[BEGIN Material to process]

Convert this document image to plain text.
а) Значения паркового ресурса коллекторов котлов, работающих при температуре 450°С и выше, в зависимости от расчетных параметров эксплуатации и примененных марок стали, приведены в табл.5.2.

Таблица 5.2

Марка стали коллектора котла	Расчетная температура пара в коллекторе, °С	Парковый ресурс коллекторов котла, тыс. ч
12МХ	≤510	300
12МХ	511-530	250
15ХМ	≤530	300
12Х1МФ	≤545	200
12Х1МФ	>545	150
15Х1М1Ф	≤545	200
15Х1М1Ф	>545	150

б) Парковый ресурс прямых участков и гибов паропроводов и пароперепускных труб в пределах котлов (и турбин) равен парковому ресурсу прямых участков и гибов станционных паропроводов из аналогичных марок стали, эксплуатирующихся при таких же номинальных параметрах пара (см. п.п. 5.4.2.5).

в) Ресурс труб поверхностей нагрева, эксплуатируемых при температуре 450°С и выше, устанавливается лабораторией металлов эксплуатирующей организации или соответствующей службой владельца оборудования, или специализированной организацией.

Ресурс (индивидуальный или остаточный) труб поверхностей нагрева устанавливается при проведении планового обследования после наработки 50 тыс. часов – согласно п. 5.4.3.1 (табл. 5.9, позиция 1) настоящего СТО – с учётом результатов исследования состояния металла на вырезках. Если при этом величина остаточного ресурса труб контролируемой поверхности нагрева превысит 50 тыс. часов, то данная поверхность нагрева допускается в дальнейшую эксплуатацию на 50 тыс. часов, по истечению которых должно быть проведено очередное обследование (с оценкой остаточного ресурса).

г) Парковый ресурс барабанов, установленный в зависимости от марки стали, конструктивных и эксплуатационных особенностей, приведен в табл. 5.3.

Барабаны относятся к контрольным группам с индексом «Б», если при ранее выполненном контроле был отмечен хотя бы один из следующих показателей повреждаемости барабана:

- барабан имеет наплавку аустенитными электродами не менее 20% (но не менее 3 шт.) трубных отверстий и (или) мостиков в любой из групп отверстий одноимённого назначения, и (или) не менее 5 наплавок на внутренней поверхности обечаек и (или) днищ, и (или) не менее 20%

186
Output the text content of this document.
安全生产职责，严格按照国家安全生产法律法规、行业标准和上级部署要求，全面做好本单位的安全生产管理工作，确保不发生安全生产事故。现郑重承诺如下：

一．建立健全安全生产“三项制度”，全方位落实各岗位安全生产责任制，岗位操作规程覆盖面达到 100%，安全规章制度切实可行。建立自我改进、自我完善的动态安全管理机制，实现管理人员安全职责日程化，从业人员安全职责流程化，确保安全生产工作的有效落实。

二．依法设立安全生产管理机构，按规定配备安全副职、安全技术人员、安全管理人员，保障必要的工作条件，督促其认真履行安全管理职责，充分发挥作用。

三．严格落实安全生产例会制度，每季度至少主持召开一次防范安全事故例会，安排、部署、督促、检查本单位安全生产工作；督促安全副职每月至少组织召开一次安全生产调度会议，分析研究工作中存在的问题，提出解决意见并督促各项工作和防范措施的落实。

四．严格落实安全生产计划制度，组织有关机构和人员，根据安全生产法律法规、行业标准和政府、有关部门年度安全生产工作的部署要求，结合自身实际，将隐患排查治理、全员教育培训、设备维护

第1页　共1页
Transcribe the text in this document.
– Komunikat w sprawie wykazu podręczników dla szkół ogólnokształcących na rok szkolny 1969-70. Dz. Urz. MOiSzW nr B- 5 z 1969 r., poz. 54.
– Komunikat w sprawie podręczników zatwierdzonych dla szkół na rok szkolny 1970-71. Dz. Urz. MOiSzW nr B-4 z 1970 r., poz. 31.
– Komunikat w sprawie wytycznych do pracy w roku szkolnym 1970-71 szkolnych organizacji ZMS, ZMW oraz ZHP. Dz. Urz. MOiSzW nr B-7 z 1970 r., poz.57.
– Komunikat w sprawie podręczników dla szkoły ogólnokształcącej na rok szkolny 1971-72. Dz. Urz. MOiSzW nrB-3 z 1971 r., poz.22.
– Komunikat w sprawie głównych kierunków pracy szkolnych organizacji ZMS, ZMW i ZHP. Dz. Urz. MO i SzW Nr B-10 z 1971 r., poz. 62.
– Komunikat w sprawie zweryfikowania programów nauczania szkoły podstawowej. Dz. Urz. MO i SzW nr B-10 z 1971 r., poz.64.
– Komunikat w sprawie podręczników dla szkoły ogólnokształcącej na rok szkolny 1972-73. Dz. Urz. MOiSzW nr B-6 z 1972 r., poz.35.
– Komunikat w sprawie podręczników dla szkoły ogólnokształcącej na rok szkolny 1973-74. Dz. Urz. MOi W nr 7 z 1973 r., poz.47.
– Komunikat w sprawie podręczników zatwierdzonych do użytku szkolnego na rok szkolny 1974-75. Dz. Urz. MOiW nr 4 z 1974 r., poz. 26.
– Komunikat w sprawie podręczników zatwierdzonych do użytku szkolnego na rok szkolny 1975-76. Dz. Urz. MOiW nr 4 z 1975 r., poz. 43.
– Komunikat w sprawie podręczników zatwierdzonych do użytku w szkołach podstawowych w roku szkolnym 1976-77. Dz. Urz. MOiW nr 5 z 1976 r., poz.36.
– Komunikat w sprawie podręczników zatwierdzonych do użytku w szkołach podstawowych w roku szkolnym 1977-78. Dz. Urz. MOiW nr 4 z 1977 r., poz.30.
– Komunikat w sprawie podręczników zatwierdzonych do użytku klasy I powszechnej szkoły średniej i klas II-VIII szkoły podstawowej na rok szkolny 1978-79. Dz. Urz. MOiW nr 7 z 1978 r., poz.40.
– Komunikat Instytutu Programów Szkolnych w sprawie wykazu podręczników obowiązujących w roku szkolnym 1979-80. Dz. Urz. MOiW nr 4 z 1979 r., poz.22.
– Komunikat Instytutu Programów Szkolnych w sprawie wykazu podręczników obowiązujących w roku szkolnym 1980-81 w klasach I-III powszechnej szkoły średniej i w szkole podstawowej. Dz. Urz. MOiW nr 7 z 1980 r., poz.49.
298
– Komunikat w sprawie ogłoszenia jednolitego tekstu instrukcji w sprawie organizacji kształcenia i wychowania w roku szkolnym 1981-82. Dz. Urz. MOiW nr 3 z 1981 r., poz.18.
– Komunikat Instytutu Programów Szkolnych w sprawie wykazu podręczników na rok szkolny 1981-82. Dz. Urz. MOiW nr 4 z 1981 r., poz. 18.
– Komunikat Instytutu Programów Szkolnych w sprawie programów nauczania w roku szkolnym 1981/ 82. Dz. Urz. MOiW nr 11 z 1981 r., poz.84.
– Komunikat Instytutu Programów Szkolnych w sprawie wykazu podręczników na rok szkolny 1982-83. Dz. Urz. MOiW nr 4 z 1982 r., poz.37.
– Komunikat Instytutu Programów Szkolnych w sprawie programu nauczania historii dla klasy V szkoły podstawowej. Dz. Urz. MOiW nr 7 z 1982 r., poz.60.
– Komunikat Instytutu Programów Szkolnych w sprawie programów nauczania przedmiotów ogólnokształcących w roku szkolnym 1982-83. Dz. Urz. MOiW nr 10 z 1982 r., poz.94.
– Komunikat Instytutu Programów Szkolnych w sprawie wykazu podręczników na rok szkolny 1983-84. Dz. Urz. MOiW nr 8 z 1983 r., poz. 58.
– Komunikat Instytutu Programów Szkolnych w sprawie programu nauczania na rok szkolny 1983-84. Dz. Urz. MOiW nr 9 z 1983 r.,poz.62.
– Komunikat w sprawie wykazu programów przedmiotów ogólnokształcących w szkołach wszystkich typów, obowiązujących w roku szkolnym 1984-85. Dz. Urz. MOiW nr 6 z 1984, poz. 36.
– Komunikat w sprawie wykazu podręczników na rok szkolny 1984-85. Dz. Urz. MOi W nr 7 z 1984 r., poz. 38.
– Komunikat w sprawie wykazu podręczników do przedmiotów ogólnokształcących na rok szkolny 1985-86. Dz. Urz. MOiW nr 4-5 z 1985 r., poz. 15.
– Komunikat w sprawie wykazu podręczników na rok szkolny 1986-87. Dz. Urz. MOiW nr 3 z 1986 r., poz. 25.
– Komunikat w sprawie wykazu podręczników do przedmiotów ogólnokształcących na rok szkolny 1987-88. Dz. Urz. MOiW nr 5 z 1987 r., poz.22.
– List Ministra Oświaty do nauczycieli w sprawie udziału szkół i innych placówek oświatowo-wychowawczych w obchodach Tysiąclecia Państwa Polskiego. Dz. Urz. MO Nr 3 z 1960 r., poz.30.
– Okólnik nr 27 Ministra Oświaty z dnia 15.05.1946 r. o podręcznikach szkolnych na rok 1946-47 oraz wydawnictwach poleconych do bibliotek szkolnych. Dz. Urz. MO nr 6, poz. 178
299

[END Material to process]

**To be done**:
Check each line above for the word "Ministra", and copy the lines where it appears.

**Exercise answer**:
– List Ministra Oświaty do nauczycieli w sprawie udziału szkół i innych placówek oświatowo-wychowawczych w obchodach Tysiąclecia Państwa Polskiego. Dz. Urz. MO Nr 3 z 1960 r., poz.30.
– Okólnik nr 27 Ministra Oświaty z dnia 15.05.1946 r. o podręcznikach szkolnych na rok 1946-47 oraz wydawnictwach poleconych do bibliotek szkolnych. Dz. Urz. MO nr 6, poz. 178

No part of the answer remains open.